### Things to do
(1) Using the Shipston-on-Stour rugby club text, answer these:
(a) What is the club's home ground called, and how many people does it hold?
(b) Who formed the club in 1963?
(c) What tier is Regional 2 West Midlands in the English rugby union system?
(2) Extend the Shipston-on-Stour rugby club text with a few more sentences, picking up right after its last line.

— Begin Passage to read —

Shipston-on-Stour
- Full name: Shipston-on-Stour Rugby Football Club
- Union: Warwickshire RFU
- Nickname: The Rams
- Founded: 1963; 62 years ago
- Location: Shipston-on-Stour, Warwickshire, England
- Region: Midlands
- Ground: Mayo Road (Capacity: 600)
- League: Regional 2 West Midlands
- 2024–25: 4th
| 1st kit | 2nd kit |

Official website
- www.shipstonrugbyclub.co.uk

= Shipston-on-Stour RFC =

English rugby union club, based in the Warwickshire

Shipston-on-Stour Rugby Football Club is an English rugby union team based in Shipston-on-Stour in Warwickshire. They currently play in Regional 2 West Midlands – a tier 6 league in the English rugby union system – following the club's promotion from Southern Counties North – due to the restructure of the English leagues at the end of the 2021–22 season.

==History==
Formed in 1963 by a group of teachers and old pupils from Shipston High School, the first squad came from wide across the region. During their first season, the 'Rams' were forced to be a nomadic club with no pitch of their own to use. Instead they relied on the facilities at the school and using some local pubs for post-match refreshments.

— End Passage to read —
— Begin Excerpted data —

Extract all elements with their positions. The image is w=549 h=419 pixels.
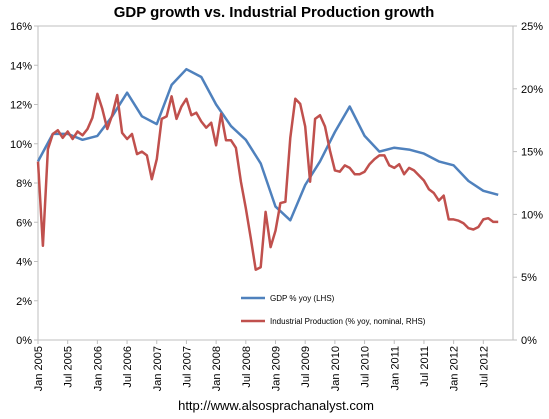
x-tick-label: Jan 2009 — [271, 346, 283, 391]
y-right-tick-label: 15% — [521, 147, 543, 159]
x-tick-label: Jan 2010 — [330, 346, 342, 391]
x-axis: Jan 2005 Jul 2005 Jan 2006 Jul 2006 Jan 2007… — [33, 340, 490, 391]
source-url: http://www.alsosprachanalyst.com — [178, 398, 374, 413]
y-left-tick-label: 10% — [10, 139, 32, 151]
x-tick-label: Jul 2009 — [300, 346, 312, 388]
y-left-tick-label: 2% — [16, 296, 32, 308]
x-tick-label: Jan 2011 — [389, 346, 401, 390]
x-tick-label: Jan 2005 — [33, 346, 45, 391]
x-tick-label: Jan 2007 — [152, 346, 164, 391]
y-left-tick-label: 16% — [10, 21, 32, 33]
x-tick-label: Jul 2005 — [63, 346, 75, 388]
y-right-tick-label: 5% — [521, 272, 537, 284]
legend-label: Industrial Production (% yoy, nominal, R… — [270, 317, 426, 326]
y-right-tick-label: 0% — [521, 335, 537, 347]
series-line-gdp — [36, 67, 499, 222]
y-left-tick-label: 4% — [16, 257, 32, 269]
x-tick-label: Jul 2011 — [419, 346, 431, 387]
y-axis-right: 0% 5% 10% 15% 20% 25% — [513, 21, 543, 347]
plot-area — [37, 25, 514, 341]
y-left-tick-label: 6% — [16, 217, 32, 229]
x-tick-label: Jan 2008 — [211, 346, 223, 391]
legend: GDP % yoy (LHS) Industrial Production (% … — [241, 294, 426, 326]
x-tick-label: Jul 2007 — [181, 346, 193, 388]
chart-title: GDP growth vs. Industrial Production gro… — [114, 4, 435, 21]
legend-label: GDP % yoy (LHS) — [270, 294, 335, 303]
y-right-tick-label: 20% — [521, 84, 543, 96]
x-tick-label: Jul 2008 — [241, 346, 253, 388]
x-tick-label: Jul 2012 — [478, 346, 490, 388]
series-line-industrial-production — [36, 92, 499, 271]
y-left-tick-label: 12% — [10, 100, 32, 112]
y-left-tick-label: 14% — [10, 60, 32, 72]
y-right-tick-label: 25% — [521, 21, 543, 33]
y-axis-left: 0% 2% 4% 6% 8% 10% 12% 14% 16% — [10, 21, 38, 347]
series-layer — [36, 67, 499, 271]
x-tick-label: Jan 2012 — [449, 346, 461, 391]
y-left-tick-label: 0% — [16, 335, 32, 347]
y-left-tick-label: 8% — [16, 178, 32, 190]
x-tick-label: Jul 2010 — [360, 346, 372, 388]
x-tick-label: Jul 2006 — [122, 346, 134, 388]
x-tick-label: Jan 2006 — [92, 346, 104, 391]
y-right-tick-label: 10% — [521, 209, 543, 221]
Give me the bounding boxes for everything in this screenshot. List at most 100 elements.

— End Excerpted data —

### Responses per task
(1)
(a) Mayo Road, with a capacity of 600.
(b) A group of teachers and old pupils from Shipston High School.
(c) Tier 6.

(2)
In 1964 they were able to regularly put out two teams and with the help of a local farmer, had a pitch of their own to use. Located in the nearby village of Darlingscote the pitch soon became known as 'The Bowl'. By 1968 they were renting an old barn at the rear of The Bell Inn on Sheep Street and with the assistance of Whitbread Flowers they were able to use this structure as a club house. The club moved again in 1973 but with the help of the town's local inhabitants, the local council, the County Council, the RFU, Middlesex RFU and the players themselves a new plan for a Clubhouse and ground at Mayo Road was created.

The club moved yet again in 2000 although this time they stayed based at Mayo Road and moved next door to a purpose-built club house that had been funded with finance from a Sport England lottery grant.

The club now runs four senior teams, a Veterans team, Colts team as well as Mini and Junior Rugby at eight different age groups. The 2002 season saw the first team run out at Twickenham for the Powergen Junior Vase Final.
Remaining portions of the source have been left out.